▶ [Supplied records]

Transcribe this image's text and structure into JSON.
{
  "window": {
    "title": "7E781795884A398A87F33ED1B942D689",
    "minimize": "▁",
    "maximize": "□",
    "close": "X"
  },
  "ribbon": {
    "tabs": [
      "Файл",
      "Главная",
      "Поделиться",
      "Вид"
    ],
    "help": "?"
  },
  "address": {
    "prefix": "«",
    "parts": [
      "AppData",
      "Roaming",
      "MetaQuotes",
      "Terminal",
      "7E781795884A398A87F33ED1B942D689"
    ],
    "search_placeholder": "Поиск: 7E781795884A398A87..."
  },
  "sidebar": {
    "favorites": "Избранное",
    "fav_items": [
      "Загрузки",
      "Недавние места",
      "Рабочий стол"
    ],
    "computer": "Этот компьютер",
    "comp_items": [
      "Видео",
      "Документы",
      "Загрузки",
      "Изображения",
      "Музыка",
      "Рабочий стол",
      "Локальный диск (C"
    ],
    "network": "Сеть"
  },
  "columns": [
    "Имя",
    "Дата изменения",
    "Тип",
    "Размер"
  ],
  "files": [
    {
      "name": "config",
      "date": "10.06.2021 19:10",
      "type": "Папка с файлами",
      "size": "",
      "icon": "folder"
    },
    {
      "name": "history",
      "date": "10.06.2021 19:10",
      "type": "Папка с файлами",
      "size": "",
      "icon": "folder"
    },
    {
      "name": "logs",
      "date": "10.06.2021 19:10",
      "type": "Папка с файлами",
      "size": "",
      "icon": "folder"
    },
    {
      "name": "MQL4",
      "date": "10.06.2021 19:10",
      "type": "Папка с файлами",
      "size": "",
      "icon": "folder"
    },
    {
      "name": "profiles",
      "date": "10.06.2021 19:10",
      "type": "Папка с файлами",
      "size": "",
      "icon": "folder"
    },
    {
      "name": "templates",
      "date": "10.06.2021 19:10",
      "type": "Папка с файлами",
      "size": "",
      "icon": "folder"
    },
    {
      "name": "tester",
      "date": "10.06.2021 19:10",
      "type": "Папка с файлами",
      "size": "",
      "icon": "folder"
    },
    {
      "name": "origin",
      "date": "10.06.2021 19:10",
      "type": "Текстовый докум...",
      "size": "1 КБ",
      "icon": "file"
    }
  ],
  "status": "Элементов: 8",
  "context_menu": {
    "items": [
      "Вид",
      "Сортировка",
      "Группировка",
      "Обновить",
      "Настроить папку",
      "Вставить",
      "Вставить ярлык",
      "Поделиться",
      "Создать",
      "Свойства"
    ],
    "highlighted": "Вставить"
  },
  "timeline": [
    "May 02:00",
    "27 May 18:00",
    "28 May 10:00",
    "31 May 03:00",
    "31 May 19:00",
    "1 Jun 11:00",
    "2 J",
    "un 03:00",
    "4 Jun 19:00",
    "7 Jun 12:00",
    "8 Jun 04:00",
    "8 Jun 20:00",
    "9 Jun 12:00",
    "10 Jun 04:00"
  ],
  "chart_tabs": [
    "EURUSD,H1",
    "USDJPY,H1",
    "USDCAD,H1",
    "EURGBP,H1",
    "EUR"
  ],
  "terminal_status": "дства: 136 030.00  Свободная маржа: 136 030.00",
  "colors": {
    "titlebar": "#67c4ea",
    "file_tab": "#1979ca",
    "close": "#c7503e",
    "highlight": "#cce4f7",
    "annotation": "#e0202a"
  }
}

▶ [Short task]
Show each line in the entries that holds the string "Вставить".

▶ [Right answer]
      "Вставить",
      "Вставить ярлык",
    "highlighted": "Вставить"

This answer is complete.